*Directions*.
Reproduce verbatim the stretch of entries below from the line containing "909, 708, 923]" through the line containing "873, 90, 887]", both lines included.

*Material supplied*.
☆ ☆ ☆ ☆

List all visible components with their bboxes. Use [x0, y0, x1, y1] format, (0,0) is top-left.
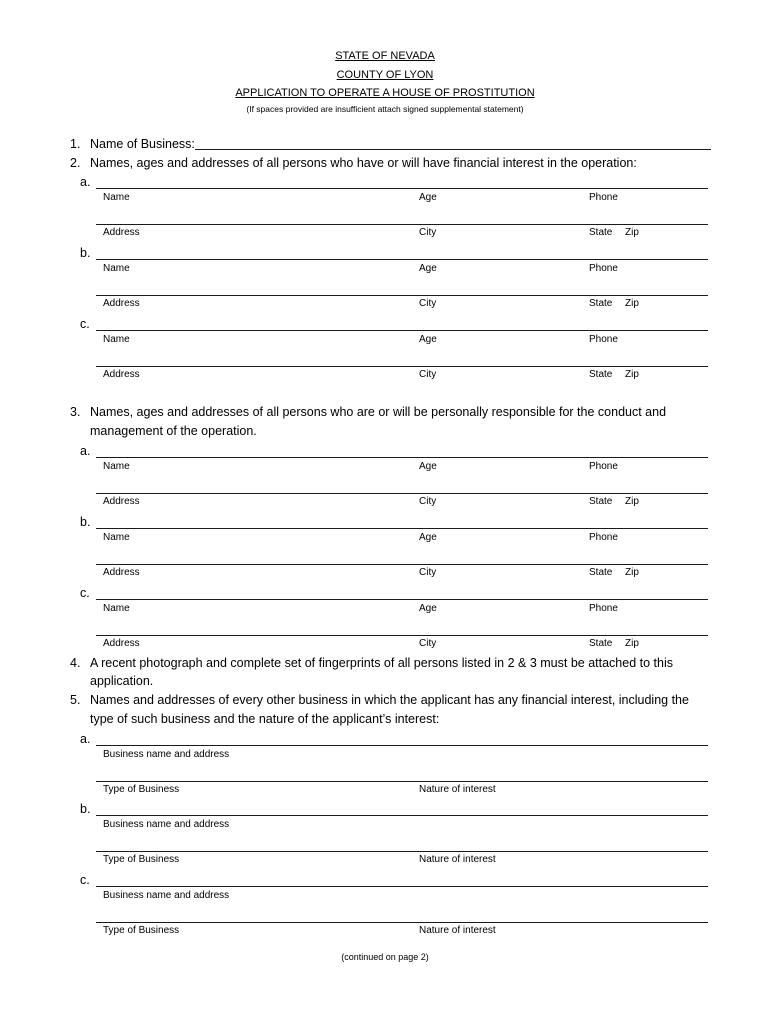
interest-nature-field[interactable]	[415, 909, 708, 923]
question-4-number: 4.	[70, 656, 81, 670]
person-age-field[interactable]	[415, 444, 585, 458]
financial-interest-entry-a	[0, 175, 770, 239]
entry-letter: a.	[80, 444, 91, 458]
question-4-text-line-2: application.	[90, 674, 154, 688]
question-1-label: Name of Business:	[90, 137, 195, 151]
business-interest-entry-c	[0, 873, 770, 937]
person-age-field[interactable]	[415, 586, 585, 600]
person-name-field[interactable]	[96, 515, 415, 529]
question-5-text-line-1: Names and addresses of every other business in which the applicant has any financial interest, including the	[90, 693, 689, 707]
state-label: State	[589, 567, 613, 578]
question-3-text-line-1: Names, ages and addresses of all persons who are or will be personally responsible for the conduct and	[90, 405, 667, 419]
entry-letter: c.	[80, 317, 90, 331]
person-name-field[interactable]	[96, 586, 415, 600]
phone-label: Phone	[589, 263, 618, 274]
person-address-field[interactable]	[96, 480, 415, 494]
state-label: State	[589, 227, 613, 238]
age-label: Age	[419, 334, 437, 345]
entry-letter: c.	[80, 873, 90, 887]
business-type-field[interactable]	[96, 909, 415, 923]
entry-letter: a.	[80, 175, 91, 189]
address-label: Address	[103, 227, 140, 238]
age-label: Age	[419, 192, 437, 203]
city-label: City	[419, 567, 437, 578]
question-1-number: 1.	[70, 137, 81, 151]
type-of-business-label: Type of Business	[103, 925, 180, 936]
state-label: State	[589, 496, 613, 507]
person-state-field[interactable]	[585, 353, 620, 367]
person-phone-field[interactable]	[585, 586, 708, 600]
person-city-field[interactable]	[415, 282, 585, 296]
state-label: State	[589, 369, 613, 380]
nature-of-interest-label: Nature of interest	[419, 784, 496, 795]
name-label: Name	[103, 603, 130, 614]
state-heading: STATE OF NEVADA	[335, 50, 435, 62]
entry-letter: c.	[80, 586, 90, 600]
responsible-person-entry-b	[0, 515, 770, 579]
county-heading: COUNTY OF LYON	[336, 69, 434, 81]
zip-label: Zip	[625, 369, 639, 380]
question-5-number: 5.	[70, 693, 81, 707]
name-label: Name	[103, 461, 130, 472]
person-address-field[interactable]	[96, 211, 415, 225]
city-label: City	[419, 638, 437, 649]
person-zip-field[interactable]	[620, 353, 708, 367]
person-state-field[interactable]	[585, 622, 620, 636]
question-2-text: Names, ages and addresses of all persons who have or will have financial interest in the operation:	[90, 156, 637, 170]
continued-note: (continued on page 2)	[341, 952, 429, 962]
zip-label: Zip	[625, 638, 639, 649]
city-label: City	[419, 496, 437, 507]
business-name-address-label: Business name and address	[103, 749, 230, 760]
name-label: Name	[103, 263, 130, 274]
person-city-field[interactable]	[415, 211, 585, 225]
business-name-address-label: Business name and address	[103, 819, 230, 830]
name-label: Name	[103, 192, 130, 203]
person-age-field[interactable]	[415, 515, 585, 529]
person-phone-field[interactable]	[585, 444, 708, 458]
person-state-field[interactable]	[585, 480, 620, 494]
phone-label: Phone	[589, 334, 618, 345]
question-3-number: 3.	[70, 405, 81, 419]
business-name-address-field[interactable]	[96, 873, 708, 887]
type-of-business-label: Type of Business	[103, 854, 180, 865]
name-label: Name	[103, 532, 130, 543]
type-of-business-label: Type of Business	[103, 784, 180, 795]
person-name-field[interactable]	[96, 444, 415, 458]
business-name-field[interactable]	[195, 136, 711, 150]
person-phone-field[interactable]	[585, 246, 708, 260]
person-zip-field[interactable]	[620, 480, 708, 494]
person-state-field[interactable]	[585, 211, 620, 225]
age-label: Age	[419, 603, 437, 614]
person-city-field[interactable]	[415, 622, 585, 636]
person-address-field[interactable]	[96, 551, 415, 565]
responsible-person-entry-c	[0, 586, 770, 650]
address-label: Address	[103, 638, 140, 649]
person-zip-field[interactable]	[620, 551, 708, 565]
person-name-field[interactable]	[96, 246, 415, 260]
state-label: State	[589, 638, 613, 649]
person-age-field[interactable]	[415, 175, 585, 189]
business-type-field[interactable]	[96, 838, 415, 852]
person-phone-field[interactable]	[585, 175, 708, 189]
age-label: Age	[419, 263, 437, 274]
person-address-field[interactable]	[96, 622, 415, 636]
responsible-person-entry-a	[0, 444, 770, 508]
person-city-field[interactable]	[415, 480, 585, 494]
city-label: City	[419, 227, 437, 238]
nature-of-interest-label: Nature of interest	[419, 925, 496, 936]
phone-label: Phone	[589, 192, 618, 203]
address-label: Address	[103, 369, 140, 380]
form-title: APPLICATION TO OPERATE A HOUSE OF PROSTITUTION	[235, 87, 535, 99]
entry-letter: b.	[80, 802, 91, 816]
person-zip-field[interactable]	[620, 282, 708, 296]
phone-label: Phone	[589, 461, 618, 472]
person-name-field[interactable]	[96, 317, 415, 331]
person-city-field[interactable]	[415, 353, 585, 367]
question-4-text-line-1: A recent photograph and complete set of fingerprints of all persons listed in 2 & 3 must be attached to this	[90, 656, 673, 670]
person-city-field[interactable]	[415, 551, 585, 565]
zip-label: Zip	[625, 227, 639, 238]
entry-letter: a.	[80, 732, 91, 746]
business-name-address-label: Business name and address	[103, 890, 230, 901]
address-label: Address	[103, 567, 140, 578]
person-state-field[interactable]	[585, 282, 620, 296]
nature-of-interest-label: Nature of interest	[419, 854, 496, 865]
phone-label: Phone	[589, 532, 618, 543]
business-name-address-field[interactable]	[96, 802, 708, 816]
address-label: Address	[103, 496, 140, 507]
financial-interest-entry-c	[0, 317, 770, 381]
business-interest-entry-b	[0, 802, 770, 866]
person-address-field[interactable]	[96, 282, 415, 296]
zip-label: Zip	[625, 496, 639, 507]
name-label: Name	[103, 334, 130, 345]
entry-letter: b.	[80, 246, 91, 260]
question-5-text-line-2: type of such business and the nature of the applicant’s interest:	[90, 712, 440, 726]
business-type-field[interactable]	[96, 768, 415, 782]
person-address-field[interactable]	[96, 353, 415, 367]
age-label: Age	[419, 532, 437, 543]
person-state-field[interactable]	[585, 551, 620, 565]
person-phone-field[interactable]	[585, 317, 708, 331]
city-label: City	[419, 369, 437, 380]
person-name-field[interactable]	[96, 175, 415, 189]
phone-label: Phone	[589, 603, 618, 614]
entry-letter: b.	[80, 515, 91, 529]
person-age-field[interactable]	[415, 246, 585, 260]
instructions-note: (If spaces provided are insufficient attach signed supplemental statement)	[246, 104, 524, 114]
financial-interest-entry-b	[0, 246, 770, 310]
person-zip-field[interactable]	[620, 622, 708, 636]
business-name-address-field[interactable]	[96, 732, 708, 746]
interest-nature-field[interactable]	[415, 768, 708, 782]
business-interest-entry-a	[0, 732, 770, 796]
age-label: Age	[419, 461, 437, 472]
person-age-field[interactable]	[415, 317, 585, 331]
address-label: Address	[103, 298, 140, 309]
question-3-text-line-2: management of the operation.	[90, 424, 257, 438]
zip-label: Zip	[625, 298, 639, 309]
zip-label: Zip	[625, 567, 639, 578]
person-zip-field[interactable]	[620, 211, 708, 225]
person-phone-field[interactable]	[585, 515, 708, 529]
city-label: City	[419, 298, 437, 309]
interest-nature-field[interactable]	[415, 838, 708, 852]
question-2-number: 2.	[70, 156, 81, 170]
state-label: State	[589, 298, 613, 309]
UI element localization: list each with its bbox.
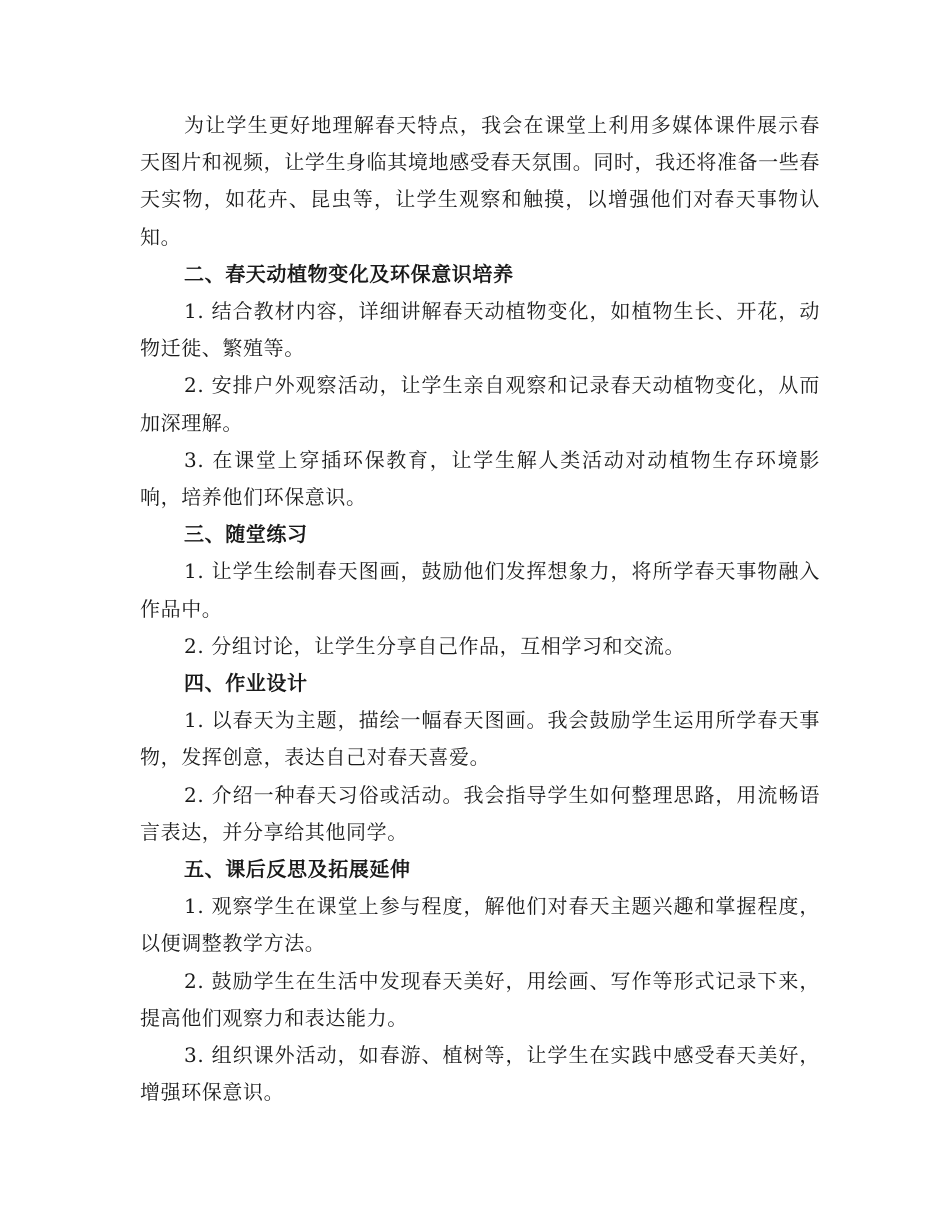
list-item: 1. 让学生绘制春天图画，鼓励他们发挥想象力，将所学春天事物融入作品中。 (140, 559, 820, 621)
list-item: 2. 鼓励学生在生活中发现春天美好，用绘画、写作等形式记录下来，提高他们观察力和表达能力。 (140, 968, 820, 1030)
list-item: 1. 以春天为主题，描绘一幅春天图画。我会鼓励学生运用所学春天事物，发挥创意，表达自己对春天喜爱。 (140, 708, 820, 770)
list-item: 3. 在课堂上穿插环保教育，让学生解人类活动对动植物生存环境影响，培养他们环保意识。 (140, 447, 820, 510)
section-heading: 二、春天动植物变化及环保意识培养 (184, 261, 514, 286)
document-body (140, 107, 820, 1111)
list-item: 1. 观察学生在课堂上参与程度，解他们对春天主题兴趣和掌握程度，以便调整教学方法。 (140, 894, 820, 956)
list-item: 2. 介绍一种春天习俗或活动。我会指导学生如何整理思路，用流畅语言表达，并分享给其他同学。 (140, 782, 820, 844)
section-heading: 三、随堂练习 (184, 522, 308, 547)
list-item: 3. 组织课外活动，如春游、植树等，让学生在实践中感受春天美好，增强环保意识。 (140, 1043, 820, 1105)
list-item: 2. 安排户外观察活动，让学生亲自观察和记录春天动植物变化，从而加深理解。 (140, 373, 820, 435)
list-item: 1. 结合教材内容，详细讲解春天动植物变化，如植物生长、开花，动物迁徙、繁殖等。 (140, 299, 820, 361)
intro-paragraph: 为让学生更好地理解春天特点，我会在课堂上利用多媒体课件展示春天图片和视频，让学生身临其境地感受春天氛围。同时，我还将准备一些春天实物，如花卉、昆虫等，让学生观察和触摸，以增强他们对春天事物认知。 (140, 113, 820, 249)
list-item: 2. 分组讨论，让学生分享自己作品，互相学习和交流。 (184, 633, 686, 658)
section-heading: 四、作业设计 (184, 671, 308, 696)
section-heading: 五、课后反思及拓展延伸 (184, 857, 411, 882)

☆ ☆ ☆ ☆

*Correct answer*.
interest-nature-field[interactable]	[415, 909, 708, 923]
question-4-number: 4.	[70, 656, 81, 670]
person-age-field[interactable]	[415, 444, 585, 458]
financial-interest-entry-a	[0, 175, 770, 239]
entry-letter: a.	[80, 444, 91, 458]
question-4-text-line-2: application.	[90, 674, 154, 688]
question-1-label: Name of Business:	[90, 137, 195, 151]
business-interest-entry-c	[0, 873, 770, 937]
person-age-field[interactable]	[415, 586, 585, 600]
person-name-field[interactable]	[96, 515, 415, 529]
question-5-text-line-1: Names and addresses of every other business in which the applicant has any financial interest, including the	[90, 693, 689, 707]
state-label: State	[589, 567, 613, 578]
question-3-text-line-1: Names, ages and addresses of all persons who are or will be personally responsible for the conduct and	[90, 405, 667, 419]
entry-letter: c.	[80, 317, 90, 331]
person-name-field[interactable]	[96, 586, 415, 600]
phone-label: Phone	[589, 263, 618, 274]
person-address-field[interactable]	[96, 480, 415, 494]
state-label: State	[589, 227, 613, 238]
age-label: Age	[419, 334, 437, 345]
entry-letter: c.	[80, 873, 90, 887]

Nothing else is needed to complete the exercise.